Material supplied:
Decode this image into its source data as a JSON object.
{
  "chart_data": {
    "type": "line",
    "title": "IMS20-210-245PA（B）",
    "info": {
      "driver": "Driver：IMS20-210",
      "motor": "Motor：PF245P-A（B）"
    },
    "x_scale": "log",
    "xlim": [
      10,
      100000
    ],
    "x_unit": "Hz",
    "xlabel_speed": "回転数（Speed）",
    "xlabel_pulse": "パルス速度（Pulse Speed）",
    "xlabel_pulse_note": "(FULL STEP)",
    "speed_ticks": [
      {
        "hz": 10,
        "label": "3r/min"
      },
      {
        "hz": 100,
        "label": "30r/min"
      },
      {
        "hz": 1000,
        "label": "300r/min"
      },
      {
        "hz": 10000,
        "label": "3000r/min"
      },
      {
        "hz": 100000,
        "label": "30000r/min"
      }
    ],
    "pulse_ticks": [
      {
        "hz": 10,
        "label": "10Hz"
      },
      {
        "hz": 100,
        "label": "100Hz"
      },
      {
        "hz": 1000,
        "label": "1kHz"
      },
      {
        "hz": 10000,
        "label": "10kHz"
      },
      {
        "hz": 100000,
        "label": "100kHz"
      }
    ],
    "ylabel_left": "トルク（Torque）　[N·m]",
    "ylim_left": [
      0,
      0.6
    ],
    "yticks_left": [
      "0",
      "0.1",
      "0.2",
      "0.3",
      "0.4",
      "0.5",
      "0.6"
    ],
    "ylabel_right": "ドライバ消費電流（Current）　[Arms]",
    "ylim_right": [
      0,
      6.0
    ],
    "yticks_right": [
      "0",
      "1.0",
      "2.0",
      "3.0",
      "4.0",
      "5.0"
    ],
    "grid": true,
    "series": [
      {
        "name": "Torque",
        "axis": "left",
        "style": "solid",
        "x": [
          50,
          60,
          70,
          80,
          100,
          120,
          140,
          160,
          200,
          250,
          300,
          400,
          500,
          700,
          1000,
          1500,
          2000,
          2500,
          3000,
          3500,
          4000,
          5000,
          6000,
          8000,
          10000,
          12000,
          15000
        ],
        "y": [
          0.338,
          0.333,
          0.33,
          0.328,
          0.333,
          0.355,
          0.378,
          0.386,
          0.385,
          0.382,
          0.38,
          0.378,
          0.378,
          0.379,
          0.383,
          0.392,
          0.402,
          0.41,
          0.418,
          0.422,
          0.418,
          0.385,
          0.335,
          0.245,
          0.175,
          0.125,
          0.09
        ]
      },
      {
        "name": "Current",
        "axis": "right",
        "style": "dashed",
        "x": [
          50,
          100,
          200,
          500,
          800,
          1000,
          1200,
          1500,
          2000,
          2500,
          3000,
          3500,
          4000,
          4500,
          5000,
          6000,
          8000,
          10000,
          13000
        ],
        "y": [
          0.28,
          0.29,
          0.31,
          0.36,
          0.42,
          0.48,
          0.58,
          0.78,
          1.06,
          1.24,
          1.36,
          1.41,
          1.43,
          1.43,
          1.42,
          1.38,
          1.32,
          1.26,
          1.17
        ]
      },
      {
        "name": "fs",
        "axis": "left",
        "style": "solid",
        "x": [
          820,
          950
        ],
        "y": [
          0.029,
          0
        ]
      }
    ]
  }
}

Set problem:
Return the listing above in full, character for character.

Exercise output:
Decode this image into its source data as a JSON object.
{
  "chart_data": {
    "type": "line",
    "title": "IMS20-210-245PA（B）",
    "info": {
      "driver": "Driver：IMS20-210",
      "motor": "Motor：PF245P-A（B）"
    },
    "x_scale": "log",
    "xlim": [
      10,
      100000
    ],
    "x_unit": "Hz",
    "xlabel_speed": "回転数（Speed）",
    "xlabel_pulse": "パルス速度（Pulse Speed）",
    "xlabel_pulse_note": "(FULL STEP)",
    "speed_ticks": [
      {
        "hz": 10,
        "label": "3r/min"
      },
      {
        "hz": 100,
        "label": "30r/min"
      },
      {
        "hz": 1000,
        "label": "300r/min"
      },
      {
        "hz": 10000,
        "label": "3000r/min"
      },
      {
        "hz": 100000,
        "label": "30000r/min"
      }
    ],
    "pulse_ticks": [
      {
        "hz": 10,
        "label": "10Hz"
      },
      {
        "hz": 100,
        "label": "100Hz"
      },
      {
        "hz": 1000,
        "label": "1kHz"
      },
      {
        "hz": 10000,
        "label": "10kHz"
      },
      {
        "hz": 100000,
        "label": "100kHz"
      }
    ],
    "ylabel_left": "トルク（Torque）　[N·m]",
    "ylim_left": [
      0,
      0.6
    ],
    "yticks_left": [
      "0",
      "0.1",
      "0.2",
      "0.3",
      "0.4",
      "0.5",
      "0.6"
    ],
    "ylabel_right": "ドライバ消費電流（Current）　[Arms]",
    "ylim_right": [
      0,
      6.0
    ],
    "yticks_right": [
      "0",
      "1.0",
      "2.0",
      "3.0",
      "4.0",
      "5.0"
    ],
    "grid": true,
    "series": [
      {
        "name": "Torque",
        "axis": "left",
        "style": "solid",
        "x": [
          50,
          60,
          70,
          80,
          100,
          120,
          140,
          160,
          200,
          250,
          300,
          400,
          500,
          700,
          1000,
          1500,
          2000,
          2500,
          3000,
          3500,
          4000,
          5000,
          6000,
          8000,
          10000,
          12000,
          15000
        ],
        "y": [
          0.338,
          0.333,
          0.33,
          0.328,
          0.333,
          0.355,
          0.378,
          0.386,
          0.385,
          0.382,
          0.38,
          0.378,
          0.378,
          0.379,
          0.383,
          0.392,
          0.402,
          0.41,
          0.418,
          0.422,
          0.418,
          0.385,
          0.335,
          0.245,
          0.175,
          0.125,
          0.09
        ]
      },
      {
        "name": "Current",
        "axis": "right",
        "style": "dashed",
        "x": [
          50,
          100,
          200,
          500,
          800,
          1000,
          1200,
          1500,
          2000,
          2500,
          3000,
          3500,
          4000,
          4500,
          5000,
          6000,
          8000,
          10000,
          13000
        ],
        "y": [
          0.28,
          0.29,
          0.31,
          0.36,
          0.42,
          0.48,
          0.58,
          0.78,
          1.06,
          1.24,
          1.36,
          1.41,
          1.43,
          1.43,
          1.42,
          1.38,
          1.32,
          1.26,
          1.17
        ]
      },
      {
        "name": "fs",
        "axis": "left",
        "style": "solid",
        "x": [
          820,
          950
        ],
        "y": [
          0.029,
          0
        ]
      }
    ]
  }
}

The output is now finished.